-- START --

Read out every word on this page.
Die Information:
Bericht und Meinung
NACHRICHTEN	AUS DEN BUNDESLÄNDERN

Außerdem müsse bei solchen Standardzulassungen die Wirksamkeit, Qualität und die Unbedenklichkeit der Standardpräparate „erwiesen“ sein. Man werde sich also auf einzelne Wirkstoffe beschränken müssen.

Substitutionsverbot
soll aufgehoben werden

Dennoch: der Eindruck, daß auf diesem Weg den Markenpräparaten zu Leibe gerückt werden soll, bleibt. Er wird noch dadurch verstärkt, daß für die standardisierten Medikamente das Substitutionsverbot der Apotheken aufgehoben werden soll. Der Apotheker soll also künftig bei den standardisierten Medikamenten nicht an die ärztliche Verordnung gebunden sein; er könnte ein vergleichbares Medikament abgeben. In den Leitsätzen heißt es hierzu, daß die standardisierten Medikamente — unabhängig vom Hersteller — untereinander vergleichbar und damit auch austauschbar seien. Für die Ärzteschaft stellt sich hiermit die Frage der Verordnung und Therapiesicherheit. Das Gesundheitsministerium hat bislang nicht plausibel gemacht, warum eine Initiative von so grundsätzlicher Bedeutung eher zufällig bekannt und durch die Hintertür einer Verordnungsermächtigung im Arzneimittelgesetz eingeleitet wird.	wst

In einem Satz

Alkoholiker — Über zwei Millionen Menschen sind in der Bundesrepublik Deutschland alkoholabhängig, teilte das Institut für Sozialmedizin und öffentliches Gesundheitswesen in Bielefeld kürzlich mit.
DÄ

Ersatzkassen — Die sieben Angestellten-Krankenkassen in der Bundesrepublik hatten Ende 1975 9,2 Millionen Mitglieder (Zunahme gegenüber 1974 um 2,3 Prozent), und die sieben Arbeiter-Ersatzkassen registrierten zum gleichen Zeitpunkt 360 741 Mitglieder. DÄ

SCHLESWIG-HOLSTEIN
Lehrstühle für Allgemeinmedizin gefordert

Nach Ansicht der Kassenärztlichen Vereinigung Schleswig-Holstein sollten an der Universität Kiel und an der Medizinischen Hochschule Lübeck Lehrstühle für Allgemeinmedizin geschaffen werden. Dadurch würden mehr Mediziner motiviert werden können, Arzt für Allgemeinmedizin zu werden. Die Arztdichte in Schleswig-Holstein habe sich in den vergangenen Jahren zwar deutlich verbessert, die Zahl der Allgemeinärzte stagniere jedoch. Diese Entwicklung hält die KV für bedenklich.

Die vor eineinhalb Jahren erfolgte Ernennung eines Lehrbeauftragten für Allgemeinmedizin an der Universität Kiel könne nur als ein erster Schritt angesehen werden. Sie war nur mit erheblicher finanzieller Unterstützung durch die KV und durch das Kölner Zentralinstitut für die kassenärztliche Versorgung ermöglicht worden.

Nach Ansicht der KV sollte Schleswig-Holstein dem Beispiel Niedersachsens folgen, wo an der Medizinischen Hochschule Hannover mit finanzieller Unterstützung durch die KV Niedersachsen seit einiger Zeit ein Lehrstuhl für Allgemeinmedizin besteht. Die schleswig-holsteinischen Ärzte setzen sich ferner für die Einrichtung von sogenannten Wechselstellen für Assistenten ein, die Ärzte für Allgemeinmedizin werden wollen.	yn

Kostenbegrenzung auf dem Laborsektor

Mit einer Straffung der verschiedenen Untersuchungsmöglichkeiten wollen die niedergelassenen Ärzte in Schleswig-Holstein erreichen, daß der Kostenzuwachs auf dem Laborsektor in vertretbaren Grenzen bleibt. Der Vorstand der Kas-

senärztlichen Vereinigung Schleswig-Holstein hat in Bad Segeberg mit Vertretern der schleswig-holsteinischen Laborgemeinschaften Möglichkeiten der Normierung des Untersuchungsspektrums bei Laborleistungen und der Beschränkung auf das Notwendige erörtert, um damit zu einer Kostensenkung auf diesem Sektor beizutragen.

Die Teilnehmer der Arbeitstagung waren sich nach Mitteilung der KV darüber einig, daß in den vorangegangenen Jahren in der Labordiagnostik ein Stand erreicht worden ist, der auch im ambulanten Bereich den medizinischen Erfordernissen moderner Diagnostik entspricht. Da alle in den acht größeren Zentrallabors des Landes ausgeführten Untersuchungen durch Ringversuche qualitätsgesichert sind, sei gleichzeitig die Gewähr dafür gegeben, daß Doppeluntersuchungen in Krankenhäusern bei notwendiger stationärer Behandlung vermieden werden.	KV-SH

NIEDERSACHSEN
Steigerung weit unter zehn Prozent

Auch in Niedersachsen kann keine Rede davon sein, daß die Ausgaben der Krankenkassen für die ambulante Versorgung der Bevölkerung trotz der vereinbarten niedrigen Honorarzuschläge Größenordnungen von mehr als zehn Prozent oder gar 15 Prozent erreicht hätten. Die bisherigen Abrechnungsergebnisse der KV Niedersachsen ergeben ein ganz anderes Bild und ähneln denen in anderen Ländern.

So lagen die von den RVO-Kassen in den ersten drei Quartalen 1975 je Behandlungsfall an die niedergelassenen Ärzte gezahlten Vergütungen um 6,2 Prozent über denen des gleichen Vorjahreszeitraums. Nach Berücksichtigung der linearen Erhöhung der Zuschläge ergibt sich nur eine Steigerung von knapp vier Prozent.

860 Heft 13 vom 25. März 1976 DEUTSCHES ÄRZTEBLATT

-- END --

Copy the records above exactly.

Read out every word on this page.
Die Information:
Bericht und Meinung
NACHRICHTEN	AUS DEN BUNDESLÄNDERN

Außerdem müsse bei solchen Standardzulassungen die Wirksamkeit, Qualität und die Unbedenklichkeit der Standardpräparate „erwiesen“ sein. Man werde sich also auf einzelne Wirkstoffe beschränken müssen.

Substitutionsverbot
soll aufgehoben werden

Dennoch: der Eindruck, daß auf diesem Weg den Markenpräparaten zu Leibe gerückt werden soll, bleibt. Er wird noch dadurch verstärkt, daß für die standardisierten Medikamente das Substitutionsverbot der Apotheken aufgehoben werden soll. Der Apotheker soll also künftig bei den standardisierten Medikamenten nicht an die ärztliche Verordnung gebunden sein; er könnte ein vergleichbares Medikament abgeben. In den Leitsätzen heißt es hierzu, daß die standardisierten Medikamente — unabhängig vom Hersteller — untereinander vergleichbar und damit auch austauschbar seien. Für die Ärzteschaft stellt sich hiermit die Frage der Verordnung und Therapiesicherheit. Das Gesundheitsministerium hat bislang nicht plausibel gemacht, warum eine Initiative von so grundsätzlicher Bedeutung eher zufällig bekannt und durch die Hintertür einer Verordnungsermächtigung im Arzneimittelgesetz eingeleitet wird.	wst

In einem Satz

Alkoholiker — Über zwei Millionen Menschen sind in der Bundesrepublik Deutschland alkoholabhängig, teilte das Institut für Sozialmedizin und öffentliches Gesundheitswesen in Bielefeld kürzlich mit.
DÄ

Ersatzkassen — Die sieben Angestellten-Krankenkassen in der Bundesrepublik hatten Ende 1975 9,2 Millionen Mitglieder (Zunahme gegenüber 1974 um 2,3 Prozent), und die sieben Arbeiter-Ersatzkassen registrierten zum gleichen Zeitpunkt 360 741 Mitglieder. DÄ

SCHLESWIG-HOLSTEIN
Lehrstühle für Allgemeinmedizin gefordert

Nach Ansicht der Kassenärztlichen Vereinigung Schleswig-Holstein sollten an der Universität Kiel und an der Medizinischen Hochschule Lübeck Lehrstühle für Allgemeinmedizin geschaffen werden. Dadurch würden mehr Mediziner motiviert werden können, Arzt für Allgemeinmedizin zu werden. Die Arztdichte in Schleswig-Holstein habe sich in den vergangenen Jahren zwar deutlich verbessert, die Zahl der Allgemeinärzte stagniere jedoch. Diese Entwicklung hält die KV für bedenklich.

Die vor eineinhalb Jahren erfolgte Ernennung eines Lehrbeauftragten für Allgemeinmedizin an der Universität Kiel könne nur als ein erster Schritt angesehen werden. Sie war nur mit erheblicher finanzieller Unterstützung durch die KV und durch das Kölner Zentralinstitut für die kassenärztliche Versorgung ermöglicht worden.

Nach Ansicht der KV sollte Schleswig-Holstein dem Beispiel Niedersachsens folgen, wo an der Medizinischen Hochschule Hannover mit finanzieller Unterstützung durch die KV Niedersachsen seit einiger Zeit ein Lehrstuhl für Allgemeinmedizin besteht. Die schleswig-holsteinischen Ärzte setzen sich ferner für die Einrichtung von sogenannten Wechselstellen für Assistenten ein, die Ärzte für Allgemeinmedizin werden wollen.	yn

Kostenbegrenzung auf dem Laborsektor

Mit einer Straffung der verschiedenen Untersuchungsmöglichkeiten wollen die niedergelassenen Ärzte in Schleswig-Holstein erreichen, daß der Kostenzuwachs auf dem Laborsektor in vertretbaren Grenzen bleibt. Der Vorstand der Kas-

senärztlichen Vereinigung Schleswig-Holstein hat in Bad Segeberg mit Vertretern der schleswig-holsteinischen Laborgemeinschaften Möglichkeiten der Normierung des Untersuchungsspektrums bei Laborleistungen und der Beschränkung auf das Notwendige erörtert, um damit zu einer Kostensenkung auf diesem Sektor beizutragen.

Die Teilnehmer der Arbeitstagung waren sich nach Mitteilung der KV darüber einig, daß in den vorangegangenen Jahren in der Labordiagnostik ein Stand erreicht worden ist, der auch im ambulanten Bereich den medizinischen Erfordernissen moderner Diagnostik entspricht. Da alle in den acht größeren Zentrallabors des Landes ausgeführten Untersuchungen durch Ringversuche qualitätsgesichert sind, sei gleichzeitig die Gewähr dafür gegeben, daß Doppeluntersuchungen in Krankenhäusern bei notwendiger stationärer Behandlung vermieden werden.	KV-SH

NIEDERSACHSEN
Steigerung weit unter zehn Prozent

Auch in Niedersachsen kann keine Rede davon sein, daß die Ausgaben der Krankenkassen für die ambulante Versorgung der Bevölkerung trotz der vereinbarten niedrigen Honorarzuschläge Größenordnungen von mehr als zehn Prozent oder gar 15 Prozent erreicht hätten. Die bisherigen Abrechnungsergebnisse der KV Niedersachsen ergeben ein ganz anderes Bild und ähneln denen in anderen Ländern.

So lagen die von den RVO-Kassen in den ersten drei Quartalen 1975 je Behandlungsfall an die niedergelassenen Ärzte gezahlten Vergütungen um 6,2 Prozent über denen des gleichen Vorjahreszeitraums. Nach Berücksichtigung der linearen Erhöhung der Zuschläge ergibt sich nur eine Steigerung von knapp vier Prozent.

860 Heft 13 vom 25. März 1976 DEUTSCHES ÄRZTEBLATT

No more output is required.